Exercise requirements -
Begin at the line that contains "What data populates" and repeat every line from there to the end of the records below, inclusive, without adding any other line.

--- BEGIN ---

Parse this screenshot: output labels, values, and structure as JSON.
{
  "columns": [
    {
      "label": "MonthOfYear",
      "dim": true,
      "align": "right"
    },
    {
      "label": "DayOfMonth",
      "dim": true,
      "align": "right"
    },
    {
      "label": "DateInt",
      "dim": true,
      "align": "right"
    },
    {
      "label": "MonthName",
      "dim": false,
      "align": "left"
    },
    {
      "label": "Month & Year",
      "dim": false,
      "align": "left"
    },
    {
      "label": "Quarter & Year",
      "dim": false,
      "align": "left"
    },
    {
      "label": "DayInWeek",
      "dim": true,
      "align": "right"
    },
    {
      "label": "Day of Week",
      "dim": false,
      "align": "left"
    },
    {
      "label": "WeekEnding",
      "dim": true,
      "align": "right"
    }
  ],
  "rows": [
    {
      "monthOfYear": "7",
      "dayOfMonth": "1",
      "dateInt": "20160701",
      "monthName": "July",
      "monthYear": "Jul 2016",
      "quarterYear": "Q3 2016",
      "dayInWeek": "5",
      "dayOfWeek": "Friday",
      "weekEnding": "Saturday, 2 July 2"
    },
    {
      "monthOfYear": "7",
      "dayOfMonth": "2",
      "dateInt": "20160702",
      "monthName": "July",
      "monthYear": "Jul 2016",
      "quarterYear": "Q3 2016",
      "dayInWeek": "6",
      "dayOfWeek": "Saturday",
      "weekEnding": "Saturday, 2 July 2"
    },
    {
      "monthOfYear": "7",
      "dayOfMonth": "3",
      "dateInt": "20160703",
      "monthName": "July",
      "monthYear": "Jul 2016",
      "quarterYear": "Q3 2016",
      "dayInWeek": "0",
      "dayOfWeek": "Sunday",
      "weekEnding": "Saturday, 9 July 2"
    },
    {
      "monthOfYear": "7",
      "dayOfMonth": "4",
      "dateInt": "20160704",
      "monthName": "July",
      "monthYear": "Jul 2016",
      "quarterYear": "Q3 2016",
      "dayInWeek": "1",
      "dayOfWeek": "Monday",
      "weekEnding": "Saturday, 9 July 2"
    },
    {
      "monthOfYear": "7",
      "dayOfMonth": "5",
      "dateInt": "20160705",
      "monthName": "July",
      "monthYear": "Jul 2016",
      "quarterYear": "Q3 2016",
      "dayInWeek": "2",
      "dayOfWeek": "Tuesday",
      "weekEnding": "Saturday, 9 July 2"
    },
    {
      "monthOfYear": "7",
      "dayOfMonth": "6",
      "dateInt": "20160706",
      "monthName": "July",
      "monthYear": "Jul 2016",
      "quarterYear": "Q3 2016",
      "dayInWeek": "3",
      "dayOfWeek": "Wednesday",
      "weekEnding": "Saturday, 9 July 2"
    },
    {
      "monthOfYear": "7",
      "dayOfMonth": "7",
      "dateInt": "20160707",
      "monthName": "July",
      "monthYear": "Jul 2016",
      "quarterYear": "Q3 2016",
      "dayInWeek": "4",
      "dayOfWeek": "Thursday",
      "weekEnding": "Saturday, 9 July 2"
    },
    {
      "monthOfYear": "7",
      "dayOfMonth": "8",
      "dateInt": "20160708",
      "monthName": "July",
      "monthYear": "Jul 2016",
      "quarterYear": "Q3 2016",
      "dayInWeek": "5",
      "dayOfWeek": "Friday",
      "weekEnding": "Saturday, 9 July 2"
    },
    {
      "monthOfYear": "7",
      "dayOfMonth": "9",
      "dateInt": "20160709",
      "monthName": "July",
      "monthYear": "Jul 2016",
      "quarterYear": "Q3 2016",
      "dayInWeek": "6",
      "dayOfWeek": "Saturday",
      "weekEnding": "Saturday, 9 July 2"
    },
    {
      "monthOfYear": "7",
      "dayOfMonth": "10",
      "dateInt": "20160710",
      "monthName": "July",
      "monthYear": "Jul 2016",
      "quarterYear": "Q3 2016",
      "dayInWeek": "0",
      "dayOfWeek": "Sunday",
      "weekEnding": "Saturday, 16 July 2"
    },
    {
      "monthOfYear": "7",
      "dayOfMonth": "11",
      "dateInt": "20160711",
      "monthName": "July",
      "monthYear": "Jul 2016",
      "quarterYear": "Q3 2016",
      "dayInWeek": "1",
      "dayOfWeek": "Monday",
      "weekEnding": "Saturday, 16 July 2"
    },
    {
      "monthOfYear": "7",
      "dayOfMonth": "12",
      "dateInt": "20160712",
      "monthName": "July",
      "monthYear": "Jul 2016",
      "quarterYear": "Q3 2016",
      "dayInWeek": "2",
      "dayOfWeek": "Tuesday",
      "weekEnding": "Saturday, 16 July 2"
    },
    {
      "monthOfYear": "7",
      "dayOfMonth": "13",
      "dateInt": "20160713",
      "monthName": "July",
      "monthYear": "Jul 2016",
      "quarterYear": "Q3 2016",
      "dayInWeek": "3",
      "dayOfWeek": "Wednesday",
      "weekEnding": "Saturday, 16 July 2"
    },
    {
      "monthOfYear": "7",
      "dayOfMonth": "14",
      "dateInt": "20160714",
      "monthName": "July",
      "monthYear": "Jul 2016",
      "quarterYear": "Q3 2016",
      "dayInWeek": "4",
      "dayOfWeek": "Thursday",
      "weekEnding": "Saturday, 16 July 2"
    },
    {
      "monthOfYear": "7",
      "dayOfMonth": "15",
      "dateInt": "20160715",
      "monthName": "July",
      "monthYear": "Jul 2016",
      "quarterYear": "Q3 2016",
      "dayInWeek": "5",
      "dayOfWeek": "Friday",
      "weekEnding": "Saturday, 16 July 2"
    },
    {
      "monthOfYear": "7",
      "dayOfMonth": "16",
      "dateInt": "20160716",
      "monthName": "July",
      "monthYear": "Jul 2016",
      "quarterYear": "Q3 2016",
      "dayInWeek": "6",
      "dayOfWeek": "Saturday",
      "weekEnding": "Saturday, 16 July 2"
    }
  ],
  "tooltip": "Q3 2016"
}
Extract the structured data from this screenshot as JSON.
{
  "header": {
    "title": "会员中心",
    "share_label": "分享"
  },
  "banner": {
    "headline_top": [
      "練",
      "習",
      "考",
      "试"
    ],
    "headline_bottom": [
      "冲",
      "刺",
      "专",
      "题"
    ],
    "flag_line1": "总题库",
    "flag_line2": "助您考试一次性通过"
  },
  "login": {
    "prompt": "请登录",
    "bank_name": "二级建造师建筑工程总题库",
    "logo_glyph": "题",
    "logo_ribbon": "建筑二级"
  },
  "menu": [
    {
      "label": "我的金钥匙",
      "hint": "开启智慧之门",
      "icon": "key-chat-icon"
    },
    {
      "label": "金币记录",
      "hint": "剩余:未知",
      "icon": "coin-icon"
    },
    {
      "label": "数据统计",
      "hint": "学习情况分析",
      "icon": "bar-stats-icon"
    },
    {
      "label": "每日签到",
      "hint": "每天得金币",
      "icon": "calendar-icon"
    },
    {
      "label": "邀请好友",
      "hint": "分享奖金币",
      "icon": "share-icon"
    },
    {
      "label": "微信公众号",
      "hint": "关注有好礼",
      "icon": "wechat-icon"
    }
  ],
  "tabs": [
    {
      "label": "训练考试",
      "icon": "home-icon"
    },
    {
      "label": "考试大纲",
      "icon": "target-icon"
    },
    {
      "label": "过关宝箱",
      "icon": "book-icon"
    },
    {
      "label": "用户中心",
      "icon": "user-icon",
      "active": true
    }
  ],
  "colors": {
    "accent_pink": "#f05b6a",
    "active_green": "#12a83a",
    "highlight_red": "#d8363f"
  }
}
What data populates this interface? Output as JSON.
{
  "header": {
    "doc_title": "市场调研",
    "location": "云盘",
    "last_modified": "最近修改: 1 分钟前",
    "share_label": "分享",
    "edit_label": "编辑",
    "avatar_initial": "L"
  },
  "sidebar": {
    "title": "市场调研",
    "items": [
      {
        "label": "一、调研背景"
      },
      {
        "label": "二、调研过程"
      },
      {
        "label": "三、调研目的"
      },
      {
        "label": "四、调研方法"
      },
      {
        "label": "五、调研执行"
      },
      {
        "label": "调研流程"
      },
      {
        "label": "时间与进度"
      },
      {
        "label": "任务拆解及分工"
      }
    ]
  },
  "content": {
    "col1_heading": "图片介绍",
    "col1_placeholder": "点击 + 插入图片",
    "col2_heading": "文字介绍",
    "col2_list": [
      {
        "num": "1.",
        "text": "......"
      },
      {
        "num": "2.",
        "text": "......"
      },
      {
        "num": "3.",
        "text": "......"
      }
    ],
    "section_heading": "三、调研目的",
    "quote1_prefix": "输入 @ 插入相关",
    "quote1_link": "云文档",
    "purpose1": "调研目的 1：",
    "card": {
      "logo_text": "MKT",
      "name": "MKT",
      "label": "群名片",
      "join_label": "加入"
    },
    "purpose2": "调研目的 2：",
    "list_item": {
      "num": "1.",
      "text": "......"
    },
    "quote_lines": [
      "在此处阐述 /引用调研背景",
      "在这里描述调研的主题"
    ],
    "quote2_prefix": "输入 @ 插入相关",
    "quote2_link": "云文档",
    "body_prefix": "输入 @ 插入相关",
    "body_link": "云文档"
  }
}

--- END ---

Reply to the task -
What data populates this interface? Output as JSON.
{
  "header": {
    "doc_title": "市场调研",
    "location": "云盘",
    "last_modified": "最近修改: 1 分钟前",
    "share_label": "分享",
    "edit_label": "编辑",
    "avatar_initial": "L"
  },
  "sidebar": {
    "title": "市场调研",
    "items": [
      {
        "label": "一、调研背景"
      },
      {
        "label": "二、调研过程"
      },
      {
        "label": "三、调研目的"
      },
      {
        "label": "四、调研方法"
      },
      {
        "label": "五、调研执行"
      },
      {
        "label": "调研流程"
      },
      {
        "label": "时间与进度"
      },
      {
        "label": "任务拆解及分工"
      }
    ]
  },
  "content": {
    "col1_heading": "图片介绍",
    "col1_placeholder": "点击 + 插入图片",
    "col2_heading": "文字介绍",
    "col2_list": [
      {
        "num": "1.",
        "text": "......"
      },
      {
        "num": "2.",
        "text": "......"
      },
      {
        "num": "3.",
        "text": "......"
      }
    ],
    "section_heading": "三、调研目的",
    "quote1_prefix": "输入 @ 插入相关",
    "quote1_link": "云文档",
    "purpose1": "调研目的 1：",
    "card": {
      "logo_text": "MKT",
      "name": "MKT",
      "label": "群名片",
      "join_label": "加入"
    },
    "purpose2": "调研目的 2：",
    "list_item": {
      "num": "1.",
      "text": "......"
    },
    "quote_lines": [
      "在此处阐述 /引用调研背景",
      "在这里描述调研的主题"
    ],
    "quote2_prefix": "输入 @ 插入相关",
    "quote2_link": "云文档",
    "body_prefix": "输入 @ 插入相关",
    "body_link": "云文档"
  }
}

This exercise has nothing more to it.